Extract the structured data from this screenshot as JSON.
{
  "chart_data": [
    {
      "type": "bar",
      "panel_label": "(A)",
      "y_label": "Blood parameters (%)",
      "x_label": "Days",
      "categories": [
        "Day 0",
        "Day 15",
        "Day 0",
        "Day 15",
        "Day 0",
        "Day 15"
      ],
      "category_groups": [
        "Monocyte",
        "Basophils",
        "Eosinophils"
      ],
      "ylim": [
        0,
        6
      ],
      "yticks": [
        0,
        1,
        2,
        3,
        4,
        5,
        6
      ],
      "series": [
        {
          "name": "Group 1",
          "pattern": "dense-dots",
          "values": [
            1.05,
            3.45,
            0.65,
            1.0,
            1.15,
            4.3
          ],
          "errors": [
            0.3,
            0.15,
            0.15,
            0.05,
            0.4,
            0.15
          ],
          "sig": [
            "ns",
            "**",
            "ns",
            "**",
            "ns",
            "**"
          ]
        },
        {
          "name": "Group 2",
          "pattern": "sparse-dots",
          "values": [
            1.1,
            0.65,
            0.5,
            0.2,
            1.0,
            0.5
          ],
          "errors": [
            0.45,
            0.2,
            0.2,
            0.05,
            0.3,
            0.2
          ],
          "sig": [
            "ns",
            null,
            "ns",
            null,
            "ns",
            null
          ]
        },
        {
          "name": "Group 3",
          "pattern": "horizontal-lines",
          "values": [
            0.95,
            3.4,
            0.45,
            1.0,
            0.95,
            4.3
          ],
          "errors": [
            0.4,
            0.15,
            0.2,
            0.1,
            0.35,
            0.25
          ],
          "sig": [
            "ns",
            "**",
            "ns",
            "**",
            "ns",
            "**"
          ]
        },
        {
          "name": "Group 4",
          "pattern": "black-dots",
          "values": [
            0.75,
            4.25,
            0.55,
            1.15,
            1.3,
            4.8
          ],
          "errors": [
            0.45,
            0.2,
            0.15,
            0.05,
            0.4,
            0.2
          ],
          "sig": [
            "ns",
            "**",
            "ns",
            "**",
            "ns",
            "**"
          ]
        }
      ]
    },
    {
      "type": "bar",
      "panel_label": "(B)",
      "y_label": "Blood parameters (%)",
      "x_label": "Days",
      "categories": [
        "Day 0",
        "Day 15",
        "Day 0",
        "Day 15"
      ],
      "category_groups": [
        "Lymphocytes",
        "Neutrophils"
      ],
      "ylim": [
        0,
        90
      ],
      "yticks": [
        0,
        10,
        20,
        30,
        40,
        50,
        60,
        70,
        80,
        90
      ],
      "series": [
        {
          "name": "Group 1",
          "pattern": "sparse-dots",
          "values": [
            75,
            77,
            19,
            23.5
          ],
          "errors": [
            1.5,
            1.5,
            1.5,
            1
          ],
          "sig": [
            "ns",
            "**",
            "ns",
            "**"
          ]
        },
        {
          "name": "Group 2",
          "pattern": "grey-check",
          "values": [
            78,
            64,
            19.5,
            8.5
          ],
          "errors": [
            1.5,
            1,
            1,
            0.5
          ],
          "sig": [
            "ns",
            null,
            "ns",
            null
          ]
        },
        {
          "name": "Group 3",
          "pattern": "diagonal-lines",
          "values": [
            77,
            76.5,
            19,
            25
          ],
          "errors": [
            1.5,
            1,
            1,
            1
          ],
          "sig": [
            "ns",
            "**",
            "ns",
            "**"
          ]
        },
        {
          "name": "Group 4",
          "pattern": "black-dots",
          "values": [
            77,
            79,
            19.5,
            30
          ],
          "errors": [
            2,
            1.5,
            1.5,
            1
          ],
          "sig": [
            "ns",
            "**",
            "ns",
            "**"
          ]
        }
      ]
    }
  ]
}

+---+

## YOUR INSTRUCTIONS
The records above should be restated word for word, please.

## EXERCISE RESPONSE
Extract the structured data from this screenshot as JSON.
{
  "chart_data": [
    {
      "type": "bar",
      "panel_label": "(A)",
      "y_label": "Blood parameters (%)",
      "x_label": "Days",
      "categories": [
        "Day 0",
        "Day 15",
        "Day 0",
        "Day 15",
        "Day 0",
        "Day 15"
      ],
      "category_groups": [
        "Monocyte",
        "Basophils",
        "Eosinophils"
      ],
      "ylim": [
        0,
        6
      ],
      "yticks": [
        0,
        1,
        2,
        3,
        4,
        5,
        6
      ],
      "series": [
        {
          "name": "Group 1",
          "pattern": "dense-dots",
          "values": [
            1.05,
            3.45,
            0.65,
            1.0,
            1.15,
            4.3
          ],
          "errors": [
            0.3,
            0.15,
            0.15,
            0.05,
            0.4,
            0.15
          ],
          "sig": [
            "ns",
            "**",
            "ns",
            "**",
            "ns",
            "**"
          ]
        },
        {
          "name": "Group 2",
          "pattern": "sparse-dots",
          "values": [
            1.1,
            0.65,
            0.5,
            0.2,
            1.0,
            0.5
          ],
          "errors": [
            0.45,
            0.2,
            0.2,
            0.05,
            0.3,
            0.2
          ],
          "sig": [
            "ns",
            null,
            "ns",
            null,
            "ns",
            null
          ]
        },
        {
          "name": "Group 3",
          "pattern": "horizontal-lines",
          "values": [
            0.95,
            3.4,
            0.45,
            1.0,
            0.95,
            4.3
          ],
          "errors": [
            0.4,
            0.15,
            0.2,
            0.1,
            0.35,
            0.25
          ],
          "sig": [
            "ns",
            "**",
            "ns",
            "**",
            "ns",
            "**"
          ]
        },
        {
          "name": "Group 4",
          "pattern": "black-dots",
          "values": [
            0.75,
            4.25,
            0.55,
            1.15,
            1.3,
            4.8
          ],
          "errors": [
            0.45,
            0.2,
            0.15,
            0.05,
            0.4,
            0.2
          ],
          "sig": [
            "ns",
            "**",
            "ns",
            "**",
            "ns",
            "**"
          ]
        }
      ]
    },
    {
      "type": "bar",
      "panel_label": "(B)",
      "y_label": "Blood parameters (%)",
      "x_label": "Days",
      "categories": [
        "Day 0",
        "Day 15",
        "Day 0",
        "Day 15"
      ],
      "category_groups": [
        "Lymphocytes",
        "Neutrophils"
      ],
      "ylim": [
        0,
        90
      ],
      "yticks": [
        0,
        10,
        20,
        30,
        40,
        50,
        60,
        70,
        80,
        90
      ],
      "series": [
        {
          "name": "Group 1",
          "pattern": "sparse-dots",
          "values": [
            75,
            77,
            19,
            23.5
          ],
          "errors": [
            1.5,
            1.5,
            1.5,
            1
          ],
          "sig": [
            "ns",
            "**",
            "ns",
            "**"
          ]
        },
        {
          "name": "Group 2",
          "pattern": "grey-check",
          "values": [
            78,
            64,
            19.5,
            8.5
          ],
          "errors": [
            1.5,
            1,
            1,
            0.5
          ],
          "sig": [
            "ns",
            null,
            "ns",
            null
          ]
        },
        {
          "name": "Group 3",
          "pattern": "diagonal-lines",
          "values": [
            77,
            76.5,
            19,
            25
          ],
          "errors": [
            1.5,
            1,
            1,
            1
          ],
          "sig": [
            "ns",
            "**",
            "ns",
            "**"
          ]
        },
        {
          "name": "Group 4",
          "pattern": "black-dots",
          "values": [
            77,
            79,
            19.5,
            30
          ],
          "errors": [
            2,
            1.5,
            1.5,
            1
          ],
          "sig": [
            "ns",
            "**",
            "ns",
            "**"
          ]
        }
      ]
    }
  ]
}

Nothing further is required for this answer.